## EXCERPTED DATA
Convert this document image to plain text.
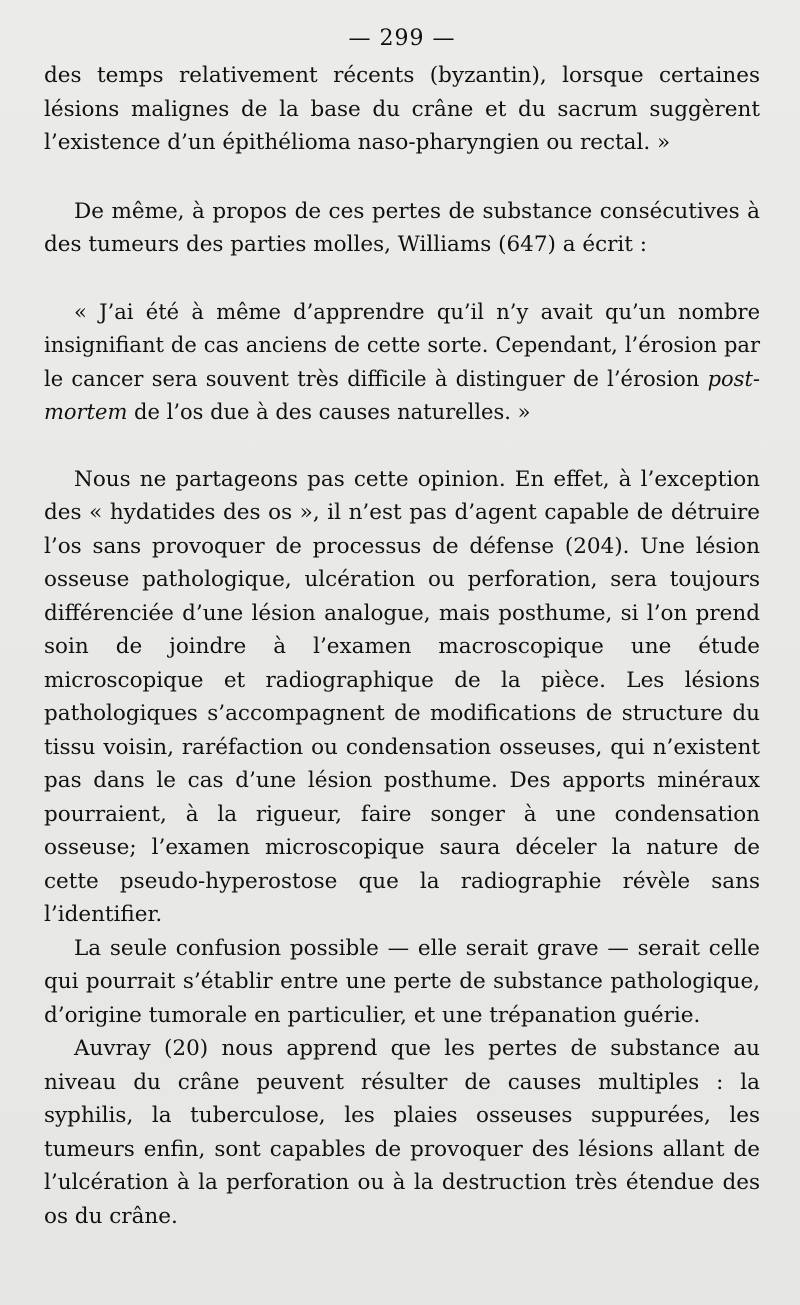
— 299 —

des temps relativement récents (byzantin), lorsque certaines lésions malignes de la base du crâne et du sacrum suggèrent l’existence d’un épithélioma naso-pharyngien ou rectal. »

De même, à propos de ces pertes de substance consécutives à des tumeurs des parties molles, Williams (647) a écrit :

« J’ai été à même d’apprendre qu’il n’y avait qu’un nombre insignifiant de cas anciens de cette sorte. Cependant, l’érosion par le cancer sera souvent très difficile à distinguer de l’érosion post-mortem de l’os due à des causes naturelles. »

Nous ne partageons pas cette opinion. En effet, à l’exception des « hydatides des os », il n’est pas d’agent capable de détruire l’os sans provoquer de processus de défense (204). Une lésion osseuse pathologique, ulcération ou perforation, sera toujours différenciée d’une lésion analogue, mais posthume, si l’on prend soin de joindre à l’examen macroscopique une étude microscopique et radiographique de la pièce. Les lésions pathologiques s’accompagnent de modifications de structure du tissu voisin, raréfaction ou condensation osseuses, qui n’existent pas dans le cas d’une lésion posthume. Des apports minéraux pourraient, à la rigueur, faire songer à une condensation osseuse; l’examen microscopique saura déceler la nature de cette pseudo-hyperostose que la radiographie révèle sans l’identifier.

La seule confusion possible — elle serait grave — serait celle qui pourrait s’établir entre une perte de substance pathologique, d’origine tumorale en particulier, et une trépanation guérie.

Auvray (20) nous apprend que les pertes de substance au niveau du crâne peuvent résulter de causes multiples : la syphilis, la tuberculose, les plaies osseuses suppurées, les tumeurs enfin, sont capables de provoquer des lésions allant de l’ulcération à la perforation ou à la destruction très étendue des os du crâne.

## AIM OF THE EXERCISE
Pictures excluded, quote all the data above exactly.

## EXPECTED ANSWER
Convert this document image to plain text.
— 299 —

des temps relativement récents (byzantin), lorsque certaines lésions malignes de la base du crâne et du sacrum suggèrent l’existence d’un épithélioma naso-pharyngien ou rectal. »

De même, à propos de ces pertes de substance consécutives à des tumeurs des parties molles, Williams (647) a écrit :

« J’ai été à même d’apprendre qu’il n’y avait qu’un nombre insignifiant de cas anciens de cette sorte. Cependant, l’érosion par le cancer sera souvent très difficile à distinguer de l’érosion post-mortem de l’os due à des causes naturelles. »

Nous ne partageons pas cette opinion. En effet, à l’exception des « hydatides des os », il n’est pas d’agent capable de détruire l’os sans provoquer de processus de défense (204). Une lésion osseuse pathologique, ulcération ou perforation, sera toujours différenciée d’une lésion analogue, mais posthume, si l’on prend soin de joindre à l’examen macroscopique une étude microscopique et radiographique de la pièce. Les lésions pathologiques s’accompagnent de modifications de structure du tissu voisin, raréfaction ou condensation osseuses, qui n’existent pas dans le cas d’une lésion posthume. Des apports minéraux pourraient, à la rigueur, faire songer à une condensation osseuse; l’examen microscopique saura déceler la nature de cette pseudo-hyperostose que la radiographie révèle sans l’identifier.

La seule confusion possible — elle serait grave — serait celle qui pourrait s’établir entre une perte de substance pathologique, d’origine tumorale en particulier, et une trépanation guérie.

Auvray (20) nous apprend que les pertes de substance au niveau du crâne peuvent résulter de causes multiples : la syphilis, la tuberculose, les plaies osseuses suppurées, les tumeurs enfin, sont capables de provoquer des lésions allant de l’ulcération à la perforation ou à la destruction très étendue des os du crâne.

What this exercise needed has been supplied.